[Entries taken from a collection]:
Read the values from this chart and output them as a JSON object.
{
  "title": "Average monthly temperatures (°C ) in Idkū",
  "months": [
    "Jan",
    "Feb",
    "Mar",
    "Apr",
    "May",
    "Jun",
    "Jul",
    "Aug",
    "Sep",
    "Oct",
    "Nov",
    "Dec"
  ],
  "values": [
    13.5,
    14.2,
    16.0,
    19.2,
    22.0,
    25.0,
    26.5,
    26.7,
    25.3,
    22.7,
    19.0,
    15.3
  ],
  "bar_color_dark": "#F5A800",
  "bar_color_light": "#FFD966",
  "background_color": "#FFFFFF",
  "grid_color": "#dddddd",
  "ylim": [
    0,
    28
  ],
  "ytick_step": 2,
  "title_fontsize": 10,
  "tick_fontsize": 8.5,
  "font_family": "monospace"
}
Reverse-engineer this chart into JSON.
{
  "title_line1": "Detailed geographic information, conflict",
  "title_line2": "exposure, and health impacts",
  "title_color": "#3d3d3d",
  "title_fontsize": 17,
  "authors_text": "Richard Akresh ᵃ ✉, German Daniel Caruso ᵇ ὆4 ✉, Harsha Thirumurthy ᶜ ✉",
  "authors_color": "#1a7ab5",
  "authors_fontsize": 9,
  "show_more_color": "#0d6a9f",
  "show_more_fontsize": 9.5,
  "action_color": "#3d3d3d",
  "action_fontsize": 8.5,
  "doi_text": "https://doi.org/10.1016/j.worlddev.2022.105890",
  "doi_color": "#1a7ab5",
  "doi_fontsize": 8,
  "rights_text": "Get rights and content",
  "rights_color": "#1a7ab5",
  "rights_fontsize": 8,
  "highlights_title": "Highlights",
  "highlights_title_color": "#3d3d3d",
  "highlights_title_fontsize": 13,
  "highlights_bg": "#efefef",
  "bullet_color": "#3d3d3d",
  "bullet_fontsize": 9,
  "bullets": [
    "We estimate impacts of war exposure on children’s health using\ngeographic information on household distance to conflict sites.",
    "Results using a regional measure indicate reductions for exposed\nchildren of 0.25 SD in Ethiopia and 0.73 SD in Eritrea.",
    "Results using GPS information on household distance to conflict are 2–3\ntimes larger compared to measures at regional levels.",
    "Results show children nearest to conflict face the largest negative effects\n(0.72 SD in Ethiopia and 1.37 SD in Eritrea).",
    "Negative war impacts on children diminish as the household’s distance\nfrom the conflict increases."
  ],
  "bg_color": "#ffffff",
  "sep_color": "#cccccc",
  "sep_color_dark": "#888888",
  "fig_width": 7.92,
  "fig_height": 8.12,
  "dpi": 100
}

* * *

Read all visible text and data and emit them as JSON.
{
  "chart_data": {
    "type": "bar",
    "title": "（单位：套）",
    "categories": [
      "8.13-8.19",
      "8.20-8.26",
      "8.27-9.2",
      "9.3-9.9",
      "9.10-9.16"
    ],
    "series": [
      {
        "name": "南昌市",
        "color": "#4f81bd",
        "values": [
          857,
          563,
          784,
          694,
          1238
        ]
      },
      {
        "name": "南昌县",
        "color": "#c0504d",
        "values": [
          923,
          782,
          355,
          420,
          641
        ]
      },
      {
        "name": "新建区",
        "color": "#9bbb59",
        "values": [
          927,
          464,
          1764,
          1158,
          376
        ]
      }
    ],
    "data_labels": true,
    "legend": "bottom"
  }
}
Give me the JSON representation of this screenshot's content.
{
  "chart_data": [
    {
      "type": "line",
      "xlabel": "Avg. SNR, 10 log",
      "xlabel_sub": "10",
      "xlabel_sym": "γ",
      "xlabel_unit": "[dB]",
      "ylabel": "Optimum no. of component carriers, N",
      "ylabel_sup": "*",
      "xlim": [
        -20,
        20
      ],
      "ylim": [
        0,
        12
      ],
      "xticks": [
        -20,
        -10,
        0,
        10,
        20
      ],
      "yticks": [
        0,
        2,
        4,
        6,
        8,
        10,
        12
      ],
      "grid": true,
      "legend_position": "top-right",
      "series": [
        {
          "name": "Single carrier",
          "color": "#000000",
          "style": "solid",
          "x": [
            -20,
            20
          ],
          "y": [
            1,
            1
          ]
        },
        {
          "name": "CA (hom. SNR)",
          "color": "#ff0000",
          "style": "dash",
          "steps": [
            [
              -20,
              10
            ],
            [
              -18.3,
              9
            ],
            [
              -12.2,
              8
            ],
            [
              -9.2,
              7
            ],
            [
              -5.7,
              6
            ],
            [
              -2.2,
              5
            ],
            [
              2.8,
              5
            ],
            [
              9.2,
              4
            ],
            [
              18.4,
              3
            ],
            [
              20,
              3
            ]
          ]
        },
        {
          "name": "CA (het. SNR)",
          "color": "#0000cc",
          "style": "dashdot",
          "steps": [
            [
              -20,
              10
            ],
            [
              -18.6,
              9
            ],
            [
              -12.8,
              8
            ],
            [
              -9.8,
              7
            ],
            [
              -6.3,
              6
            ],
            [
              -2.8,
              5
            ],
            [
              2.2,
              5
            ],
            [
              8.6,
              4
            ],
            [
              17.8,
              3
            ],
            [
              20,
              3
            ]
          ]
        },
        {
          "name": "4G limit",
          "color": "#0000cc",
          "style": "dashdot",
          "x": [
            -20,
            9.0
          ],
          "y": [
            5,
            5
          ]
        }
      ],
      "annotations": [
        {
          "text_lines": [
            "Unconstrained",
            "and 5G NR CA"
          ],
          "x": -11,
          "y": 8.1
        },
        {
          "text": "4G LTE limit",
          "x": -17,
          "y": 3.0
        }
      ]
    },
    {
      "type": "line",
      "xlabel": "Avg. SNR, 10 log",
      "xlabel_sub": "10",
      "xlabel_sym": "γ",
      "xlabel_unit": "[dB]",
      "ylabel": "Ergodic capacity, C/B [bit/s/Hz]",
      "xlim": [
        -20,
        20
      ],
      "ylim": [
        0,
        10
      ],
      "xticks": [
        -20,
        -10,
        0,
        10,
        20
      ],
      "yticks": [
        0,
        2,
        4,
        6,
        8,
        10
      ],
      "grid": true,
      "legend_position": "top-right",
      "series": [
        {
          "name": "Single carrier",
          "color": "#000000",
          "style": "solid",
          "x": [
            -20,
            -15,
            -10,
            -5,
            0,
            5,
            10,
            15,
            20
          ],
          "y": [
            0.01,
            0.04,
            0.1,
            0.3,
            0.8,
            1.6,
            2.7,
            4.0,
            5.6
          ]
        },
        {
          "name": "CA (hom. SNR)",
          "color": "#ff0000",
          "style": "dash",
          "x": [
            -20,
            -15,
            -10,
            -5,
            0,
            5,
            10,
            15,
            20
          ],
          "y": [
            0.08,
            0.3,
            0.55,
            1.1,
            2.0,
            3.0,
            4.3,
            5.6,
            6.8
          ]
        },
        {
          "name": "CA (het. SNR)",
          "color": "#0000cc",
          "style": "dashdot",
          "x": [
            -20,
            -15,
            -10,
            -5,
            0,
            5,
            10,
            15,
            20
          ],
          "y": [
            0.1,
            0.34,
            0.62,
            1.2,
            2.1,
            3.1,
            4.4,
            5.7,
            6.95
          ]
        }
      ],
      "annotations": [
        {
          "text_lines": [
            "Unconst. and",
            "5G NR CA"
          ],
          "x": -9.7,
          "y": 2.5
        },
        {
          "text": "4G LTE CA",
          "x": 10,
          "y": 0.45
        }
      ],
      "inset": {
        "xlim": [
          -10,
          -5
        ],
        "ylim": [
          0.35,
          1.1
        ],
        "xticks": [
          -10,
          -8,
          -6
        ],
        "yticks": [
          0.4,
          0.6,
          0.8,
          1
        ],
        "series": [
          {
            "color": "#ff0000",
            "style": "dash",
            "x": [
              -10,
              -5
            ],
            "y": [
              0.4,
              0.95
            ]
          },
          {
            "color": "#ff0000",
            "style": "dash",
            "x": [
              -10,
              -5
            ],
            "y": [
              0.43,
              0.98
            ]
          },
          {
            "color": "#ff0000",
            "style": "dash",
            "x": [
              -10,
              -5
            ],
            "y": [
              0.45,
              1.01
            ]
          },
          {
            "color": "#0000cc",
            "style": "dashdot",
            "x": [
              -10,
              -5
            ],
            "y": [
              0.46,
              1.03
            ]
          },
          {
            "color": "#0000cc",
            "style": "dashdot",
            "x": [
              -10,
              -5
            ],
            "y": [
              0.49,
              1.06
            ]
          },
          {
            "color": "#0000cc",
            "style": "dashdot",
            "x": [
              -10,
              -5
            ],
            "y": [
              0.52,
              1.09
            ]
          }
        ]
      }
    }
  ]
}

[EXERCISE]:
Return the lines of the records that include the string "them".

[FINAL RESULT]:
Read the values from this chart and output them as a JSON object.
Read all visible text and data and emit them as JSON.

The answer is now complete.